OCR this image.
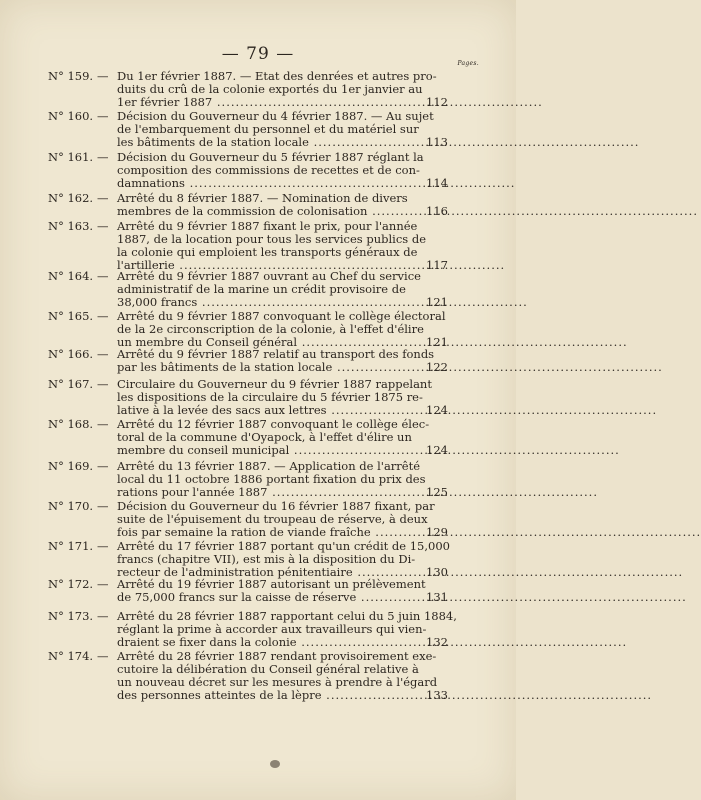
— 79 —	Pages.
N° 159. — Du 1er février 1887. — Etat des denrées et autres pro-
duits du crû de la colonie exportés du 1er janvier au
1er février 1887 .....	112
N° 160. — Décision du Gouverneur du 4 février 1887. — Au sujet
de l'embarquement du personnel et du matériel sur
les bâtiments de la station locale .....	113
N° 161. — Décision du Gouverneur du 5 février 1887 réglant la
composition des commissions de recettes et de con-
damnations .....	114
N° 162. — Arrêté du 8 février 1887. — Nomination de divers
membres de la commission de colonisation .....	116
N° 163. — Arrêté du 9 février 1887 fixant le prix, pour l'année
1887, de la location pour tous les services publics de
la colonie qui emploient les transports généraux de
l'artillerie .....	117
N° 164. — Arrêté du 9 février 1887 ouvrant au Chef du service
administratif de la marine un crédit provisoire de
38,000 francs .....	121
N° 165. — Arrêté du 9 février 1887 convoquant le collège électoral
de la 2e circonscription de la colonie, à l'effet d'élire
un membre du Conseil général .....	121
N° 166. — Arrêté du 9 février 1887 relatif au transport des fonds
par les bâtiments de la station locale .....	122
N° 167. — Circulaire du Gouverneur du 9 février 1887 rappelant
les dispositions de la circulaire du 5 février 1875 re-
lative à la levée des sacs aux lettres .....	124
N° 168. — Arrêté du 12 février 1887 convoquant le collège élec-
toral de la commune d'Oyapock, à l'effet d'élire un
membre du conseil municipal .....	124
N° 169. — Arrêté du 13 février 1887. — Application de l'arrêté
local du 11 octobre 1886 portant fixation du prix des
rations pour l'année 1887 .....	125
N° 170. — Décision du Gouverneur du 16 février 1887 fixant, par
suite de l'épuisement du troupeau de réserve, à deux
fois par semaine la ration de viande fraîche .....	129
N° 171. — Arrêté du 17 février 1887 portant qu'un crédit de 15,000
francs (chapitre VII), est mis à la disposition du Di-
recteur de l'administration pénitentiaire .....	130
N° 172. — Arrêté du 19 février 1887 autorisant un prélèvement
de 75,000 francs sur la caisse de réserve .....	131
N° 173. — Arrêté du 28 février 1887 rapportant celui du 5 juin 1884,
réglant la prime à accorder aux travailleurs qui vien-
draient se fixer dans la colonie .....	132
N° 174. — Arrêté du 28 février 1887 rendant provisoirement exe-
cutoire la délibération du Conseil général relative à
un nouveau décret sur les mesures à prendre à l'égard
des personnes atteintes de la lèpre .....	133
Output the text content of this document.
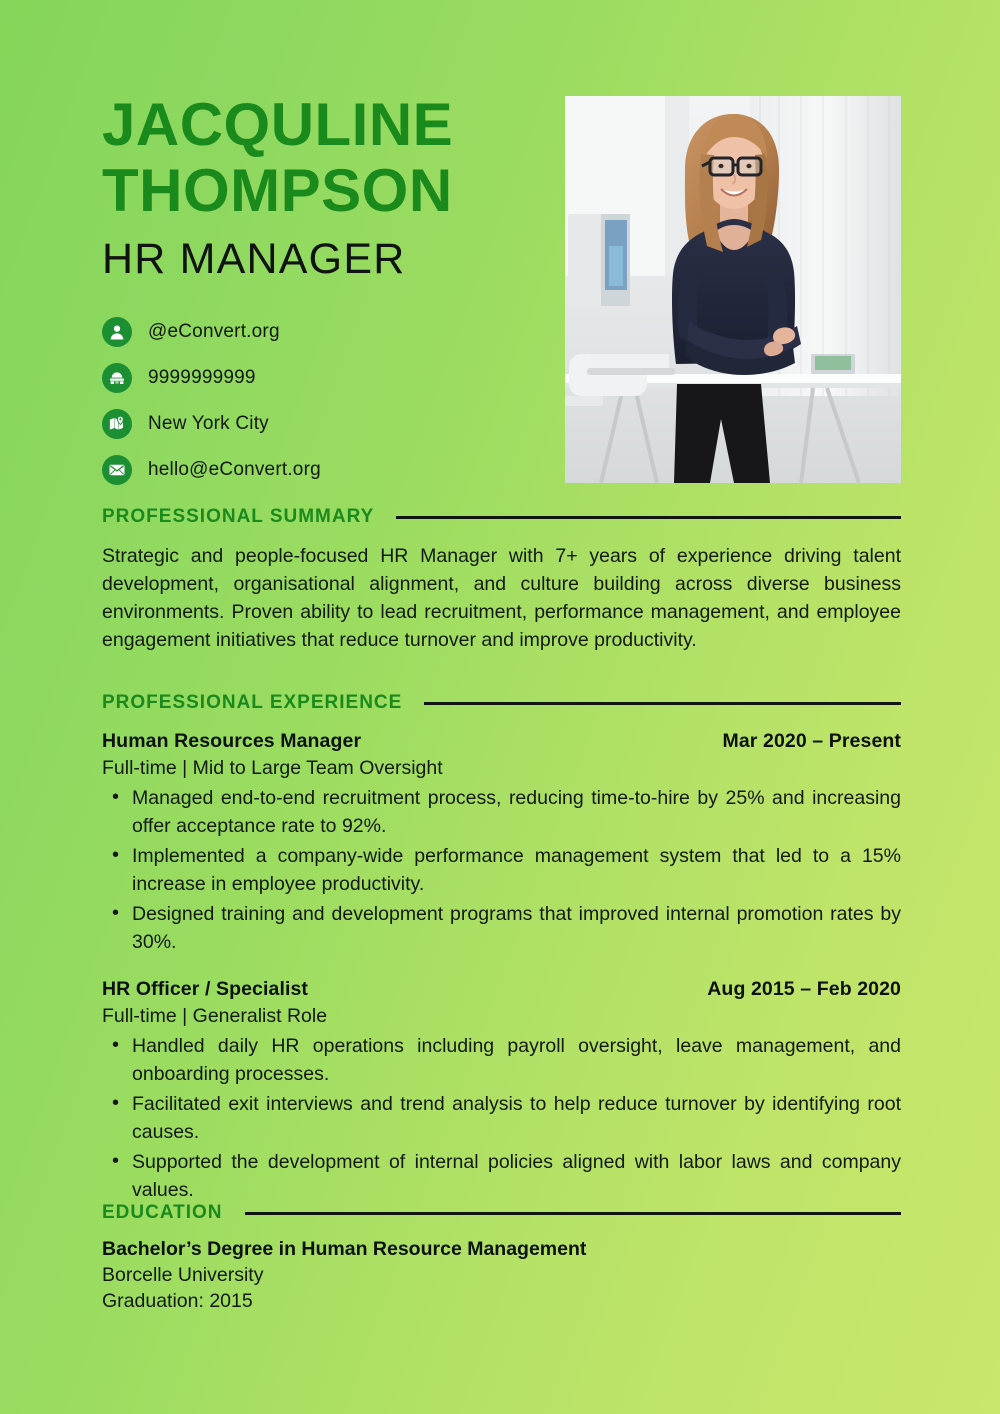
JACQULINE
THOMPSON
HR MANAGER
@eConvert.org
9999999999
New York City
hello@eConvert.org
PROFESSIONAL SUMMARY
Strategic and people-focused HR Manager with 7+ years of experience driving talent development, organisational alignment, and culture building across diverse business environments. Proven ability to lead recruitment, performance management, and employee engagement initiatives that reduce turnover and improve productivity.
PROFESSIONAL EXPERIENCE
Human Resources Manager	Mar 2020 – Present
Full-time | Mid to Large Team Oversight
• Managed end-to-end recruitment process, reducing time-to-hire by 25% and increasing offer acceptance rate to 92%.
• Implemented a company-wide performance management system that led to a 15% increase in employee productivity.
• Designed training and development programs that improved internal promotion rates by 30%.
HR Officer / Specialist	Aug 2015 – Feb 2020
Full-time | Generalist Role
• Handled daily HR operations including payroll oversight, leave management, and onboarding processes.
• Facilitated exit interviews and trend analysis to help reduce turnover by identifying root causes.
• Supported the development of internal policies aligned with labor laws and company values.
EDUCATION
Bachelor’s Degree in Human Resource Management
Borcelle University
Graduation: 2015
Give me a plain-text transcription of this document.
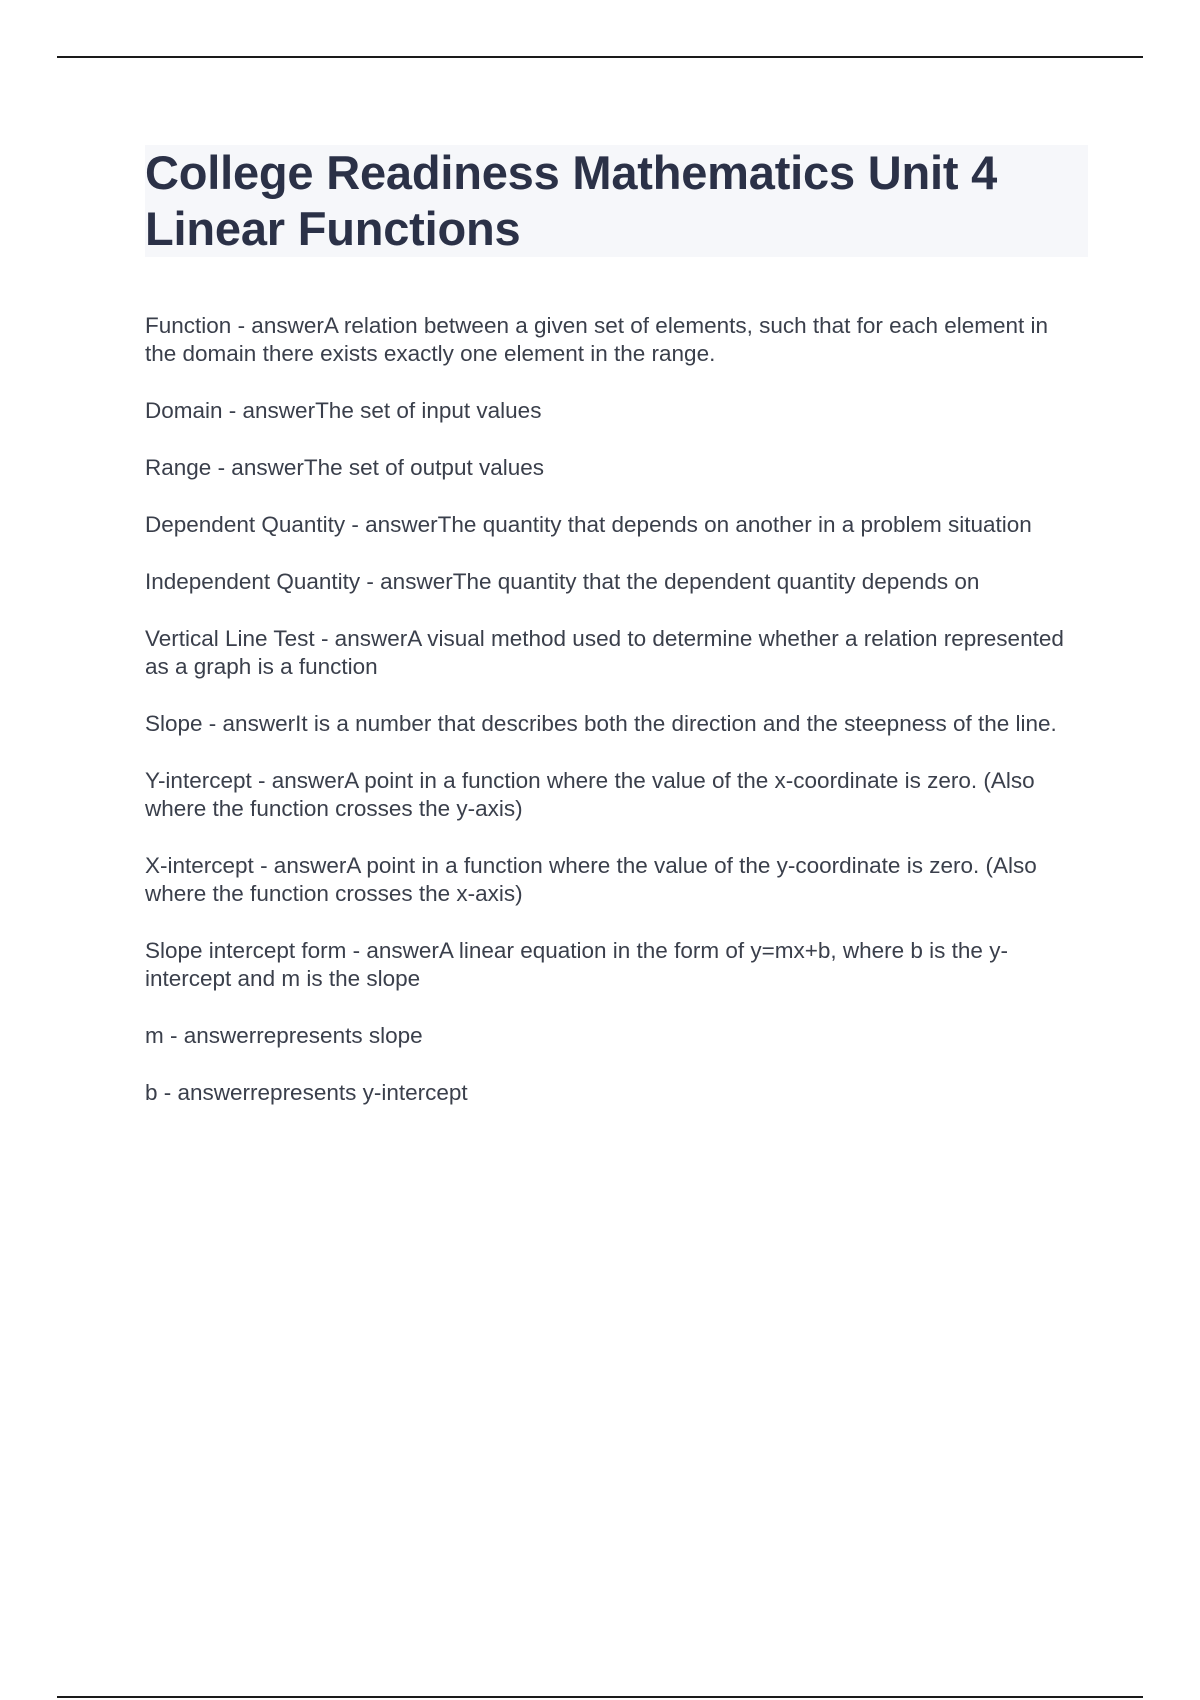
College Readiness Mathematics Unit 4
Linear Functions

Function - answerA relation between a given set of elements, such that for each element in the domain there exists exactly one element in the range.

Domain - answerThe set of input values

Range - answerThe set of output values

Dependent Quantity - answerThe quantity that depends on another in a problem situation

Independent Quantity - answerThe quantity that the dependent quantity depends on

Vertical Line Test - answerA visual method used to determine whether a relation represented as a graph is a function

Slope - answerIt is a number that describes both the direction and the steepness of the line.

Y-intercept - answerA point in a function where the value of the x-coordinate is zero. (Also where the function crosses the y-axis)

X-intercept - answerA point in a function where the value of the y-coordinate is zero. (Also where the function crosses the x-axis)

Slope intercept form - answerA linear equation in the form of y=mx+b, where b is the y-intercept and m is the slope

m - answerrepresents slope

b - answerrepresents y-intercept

· · · · · · ·

WHAT IS ASKED: Identify the lines above with the word "fixant". Copy them.

RESULT BELOW:
N° 163. — Arrêté du 9 février 1887 fixant le prix, pour l'année
N° 170. — Décision du Gouverneur du 16 février 1887 fixant, par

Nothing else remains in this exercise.